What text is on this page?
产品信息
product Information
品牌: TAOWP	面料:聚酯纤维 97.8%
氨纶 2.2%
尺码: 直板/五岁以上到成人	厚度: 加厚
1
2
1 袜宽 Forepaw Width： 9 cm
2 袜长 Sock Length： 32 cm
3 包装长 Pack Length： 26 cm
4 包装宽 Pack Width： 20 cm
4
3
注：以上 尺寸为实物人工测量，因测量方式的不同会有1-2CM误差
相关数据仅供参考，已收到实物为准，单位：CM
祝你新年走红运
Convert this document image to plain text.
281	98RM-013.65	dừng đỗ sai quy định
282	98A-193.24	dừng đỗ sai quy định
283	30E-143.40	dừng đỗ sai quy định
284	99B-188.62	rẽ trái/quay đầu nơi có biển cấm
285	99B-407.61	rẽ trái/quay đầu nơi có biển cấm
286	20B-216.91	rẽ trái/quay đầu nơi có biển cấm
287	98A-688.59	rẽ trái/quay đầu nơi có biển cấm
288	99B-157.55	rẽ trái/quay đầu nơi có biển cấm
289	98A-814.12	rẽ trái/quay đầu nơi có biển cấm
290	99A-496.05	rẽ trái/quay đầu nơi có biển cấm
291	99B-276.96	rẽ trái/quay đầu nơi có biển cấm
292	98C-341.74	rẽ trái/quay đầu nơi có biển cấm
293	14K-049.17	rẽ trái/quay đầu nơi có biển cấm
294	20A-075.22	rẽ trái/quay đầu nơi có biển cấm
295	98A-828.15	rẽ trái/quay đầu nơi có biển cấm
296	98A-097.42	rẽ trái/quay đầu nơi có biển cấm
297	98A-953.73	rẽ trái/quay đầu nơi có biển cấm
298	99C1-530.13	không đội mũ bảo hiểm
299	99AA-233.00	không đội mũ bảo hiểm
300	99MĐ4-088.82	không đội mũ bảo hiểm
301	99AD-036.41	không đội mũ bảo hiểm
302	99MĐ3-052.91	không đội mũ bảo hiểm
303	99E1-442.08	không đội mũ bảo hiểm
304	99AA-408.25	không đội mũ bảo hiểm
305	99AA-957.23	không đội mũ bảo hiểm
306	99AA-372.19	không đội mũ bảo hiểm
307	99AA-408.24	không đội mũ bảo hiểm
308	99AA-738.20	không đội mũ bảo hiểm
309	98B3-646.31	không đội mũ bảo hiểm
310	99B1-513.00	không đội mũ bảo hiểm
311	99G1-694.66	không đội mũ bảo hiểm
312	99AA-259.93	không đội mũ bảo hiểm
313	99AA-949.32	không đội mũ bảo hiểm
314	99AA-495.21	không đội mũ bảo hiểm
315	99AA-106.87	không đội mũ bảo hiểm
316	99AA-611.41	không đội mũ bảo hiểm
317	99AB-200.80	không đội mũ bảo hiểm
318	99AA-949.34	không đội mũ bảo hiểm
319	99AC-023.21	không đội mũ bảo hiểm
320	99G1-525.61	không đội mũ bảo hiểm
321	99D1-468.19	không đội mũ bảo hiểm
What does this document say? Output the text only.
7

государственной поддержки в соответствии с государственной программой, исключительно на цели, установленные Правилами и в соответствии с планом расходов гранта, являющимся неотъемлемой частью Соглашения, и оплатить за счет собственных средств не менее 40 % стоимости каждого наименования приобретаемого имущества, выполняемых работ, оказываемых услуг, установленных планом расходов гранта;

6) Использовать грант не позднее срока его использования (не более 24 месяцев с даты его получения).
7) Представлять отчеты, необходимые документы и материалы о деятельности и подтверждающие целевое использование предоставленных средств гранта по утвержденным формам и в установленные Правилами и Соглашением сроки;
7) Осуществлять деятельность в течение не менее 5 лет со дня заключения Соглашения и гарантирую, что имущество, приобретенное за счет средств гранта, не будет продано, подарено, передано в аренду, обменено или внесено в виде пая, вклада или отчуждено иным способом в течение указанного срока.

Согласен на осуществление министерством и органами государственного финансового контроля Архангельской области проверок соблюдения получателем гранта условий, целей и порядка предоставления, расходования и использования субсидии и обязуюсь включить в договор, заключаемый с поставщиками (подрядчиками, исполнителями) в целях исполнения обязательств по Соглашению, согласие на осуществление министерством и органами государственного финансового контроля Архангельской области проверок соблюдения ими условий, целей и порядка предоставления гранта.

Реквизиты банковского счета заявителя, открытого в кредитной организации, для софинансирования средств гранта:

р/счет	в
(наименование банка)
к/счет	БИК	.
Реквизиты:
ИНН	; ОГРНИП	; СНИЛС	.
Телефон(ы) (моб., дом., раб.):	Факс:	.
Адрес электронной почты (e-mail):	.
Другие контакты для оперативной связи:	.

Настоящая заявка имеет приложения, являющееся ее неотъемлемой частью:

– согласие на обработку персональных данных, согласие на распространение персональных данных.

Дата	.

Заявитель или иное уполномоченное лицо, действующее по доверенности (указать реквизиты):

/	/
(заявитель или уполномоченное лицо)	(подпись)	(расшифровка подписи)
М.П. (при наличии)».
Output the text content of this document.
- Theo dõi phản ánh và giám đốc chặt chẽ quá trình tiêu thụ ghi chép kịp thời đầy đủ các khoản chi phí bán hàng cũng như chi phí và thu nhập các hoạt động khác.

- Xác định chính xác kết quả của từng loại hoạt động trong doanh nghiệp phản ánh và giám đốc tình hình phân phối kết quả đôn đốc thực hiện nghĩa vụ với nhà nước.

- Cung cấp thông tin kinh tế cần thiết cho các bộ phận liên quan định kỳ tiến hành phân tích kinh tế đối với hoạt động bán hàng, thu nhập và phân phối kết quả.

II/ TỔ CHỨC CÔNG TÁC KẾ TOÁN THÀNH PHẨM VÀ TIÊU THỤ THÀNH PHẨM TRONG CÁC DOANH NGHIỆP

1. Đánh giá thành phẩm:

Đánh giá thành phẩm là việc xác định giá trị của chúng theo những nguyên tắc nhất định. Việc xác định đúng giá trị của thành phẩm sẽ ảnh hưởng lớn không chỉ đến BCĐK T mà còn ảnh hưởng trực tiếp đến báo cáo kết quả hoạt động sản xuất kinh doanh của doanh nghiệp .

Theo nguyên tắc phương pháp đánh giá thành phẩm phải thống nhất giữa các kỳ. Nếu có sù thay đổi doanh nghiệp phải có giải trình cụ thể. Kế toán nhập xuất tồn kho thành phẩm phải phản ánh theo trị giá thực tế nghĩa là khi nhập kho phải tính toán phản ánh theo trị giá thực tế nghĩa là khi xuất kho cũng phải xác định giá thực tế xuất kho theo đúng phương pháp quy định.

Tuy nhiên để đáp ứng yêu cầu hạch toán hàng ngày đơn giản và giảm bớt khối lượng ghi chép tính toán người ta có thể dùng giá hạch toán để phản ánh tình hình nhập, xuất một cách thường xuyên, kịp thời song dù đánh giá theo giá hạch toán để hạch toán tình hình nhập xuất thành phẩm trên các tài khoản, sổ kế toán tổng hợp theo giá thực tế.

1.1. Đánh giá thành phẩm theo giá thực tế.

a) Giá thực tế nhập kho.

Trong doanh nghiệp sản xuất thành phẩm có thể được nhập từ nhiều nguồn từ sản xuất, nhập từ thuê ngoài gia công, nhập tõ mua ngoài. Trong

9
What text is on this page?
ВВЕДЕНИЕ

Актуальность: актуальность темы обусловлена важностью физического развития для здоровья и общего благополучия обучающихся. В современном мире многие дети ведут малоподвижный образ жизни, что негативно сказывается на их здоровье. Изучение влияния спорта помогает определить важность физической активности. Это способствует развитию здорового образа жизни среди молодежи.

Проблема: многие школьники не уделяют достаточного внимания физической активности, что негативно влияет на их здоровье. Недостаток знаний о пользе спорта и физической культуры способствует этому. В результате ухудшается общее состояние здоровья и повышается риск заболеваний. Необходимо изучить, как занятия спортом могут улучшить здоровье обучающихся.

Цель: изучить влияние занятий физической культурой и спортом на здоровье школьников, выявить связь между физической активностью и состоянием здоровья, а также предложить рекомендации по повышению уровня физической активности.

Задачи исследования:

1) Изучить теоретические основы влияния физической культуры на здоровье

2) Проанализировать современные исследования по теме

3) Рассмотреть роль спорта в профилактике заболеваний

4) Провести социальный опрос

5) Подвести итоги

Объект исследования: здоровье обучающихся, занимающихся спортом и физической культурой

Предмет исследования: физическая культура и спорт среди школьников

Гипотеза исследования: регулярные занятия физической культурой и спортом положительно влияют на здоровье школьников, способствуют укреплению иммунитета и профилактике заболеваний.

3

· · · · ·

Problem statement. Give the number of lines in the records above that contain the word "Width". Reply with that number alone.

Finished answer. 2